§ WHAT TO PRODUCE
Every line that contains the word "JSON" should be copied.

§ RECORDS FOR PROCESSING
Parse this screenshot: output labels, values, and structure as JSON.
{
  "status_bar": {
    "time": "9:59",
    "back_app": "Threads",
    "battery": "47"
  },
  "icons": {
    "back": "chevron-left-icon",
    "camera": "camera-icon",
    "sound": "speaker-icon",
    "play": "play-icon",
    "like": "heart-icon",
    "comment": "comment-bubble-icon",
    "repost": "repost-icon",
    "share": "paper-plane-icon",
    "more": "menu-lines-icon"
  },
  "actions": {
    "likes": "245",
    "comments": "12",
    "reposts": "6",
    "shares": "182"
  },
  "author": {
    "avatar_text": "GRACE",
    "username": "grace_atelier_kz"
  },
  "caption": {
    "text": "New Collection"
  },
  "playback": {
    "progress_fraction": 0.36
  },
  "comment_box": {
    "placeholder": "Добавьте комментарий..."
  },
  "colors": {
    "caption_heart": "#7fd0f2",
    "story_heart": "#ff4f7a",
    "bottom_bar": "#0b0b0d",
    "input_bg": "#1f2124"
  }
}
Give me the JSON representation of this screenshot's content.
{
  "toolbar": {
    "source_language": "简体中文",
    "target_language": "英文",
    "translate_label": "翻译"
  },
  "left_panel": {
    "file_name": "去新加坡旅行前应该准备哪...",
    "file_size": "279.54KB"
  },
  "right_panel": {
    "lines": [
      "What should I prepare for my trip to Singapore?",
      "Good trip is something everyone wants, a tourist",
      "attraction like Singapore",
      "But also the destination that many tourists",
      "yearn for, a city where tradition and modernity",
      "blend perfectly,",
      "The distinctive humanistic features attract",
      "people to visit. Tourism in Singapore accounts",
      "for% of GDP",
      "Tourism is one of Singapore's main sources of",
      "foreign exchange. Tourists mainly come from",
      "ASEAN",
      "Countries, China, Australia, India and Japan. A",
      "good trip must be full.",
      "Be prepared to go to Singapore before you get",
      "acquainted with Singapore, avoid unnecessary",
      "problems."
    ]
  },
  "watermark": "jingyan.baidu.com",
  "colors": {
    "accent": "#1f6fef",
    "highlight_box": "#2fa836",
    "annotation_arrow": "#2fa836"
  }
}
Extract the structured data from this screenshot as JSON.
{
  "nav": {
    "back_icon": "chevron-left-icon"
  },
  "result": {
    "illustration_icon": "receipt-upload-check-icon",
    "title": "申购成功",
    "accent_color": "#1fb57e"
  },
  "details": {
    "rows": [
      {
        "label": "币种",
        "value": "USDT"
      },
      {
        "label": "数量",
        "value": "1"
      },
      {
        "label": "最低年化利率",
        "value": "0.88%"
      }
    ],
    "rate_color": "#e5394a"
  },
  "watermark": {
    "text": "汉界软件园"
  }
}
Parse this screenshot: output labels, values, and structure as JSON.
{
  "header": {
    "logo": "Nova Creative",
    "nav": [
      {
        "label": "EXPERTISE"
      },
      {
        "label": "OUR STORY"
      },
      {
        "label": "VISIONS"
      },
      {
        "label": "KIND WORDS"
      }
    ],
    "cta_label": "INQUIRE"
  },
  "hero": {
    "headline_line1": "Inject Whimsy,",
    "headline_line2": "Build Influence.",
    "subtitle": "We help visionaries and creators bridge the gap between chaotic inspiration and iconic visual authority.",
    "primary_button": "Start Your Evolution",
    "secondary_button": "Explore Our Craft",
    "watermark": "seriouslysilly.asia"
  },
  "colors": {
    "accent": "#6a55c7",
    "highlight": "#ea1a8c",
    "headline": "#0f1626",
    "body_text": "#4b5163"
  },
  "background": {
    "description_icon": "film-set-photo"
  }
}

§ EXERCISE ANSWER
Parse this screenshot: output labels, values, and structure as JSON.
Give me the JSON representation of this screenshot's content.
Extract the structured data from this screenshot as JSON.
Parse this screenshot: output labels, values, and structure as JSON.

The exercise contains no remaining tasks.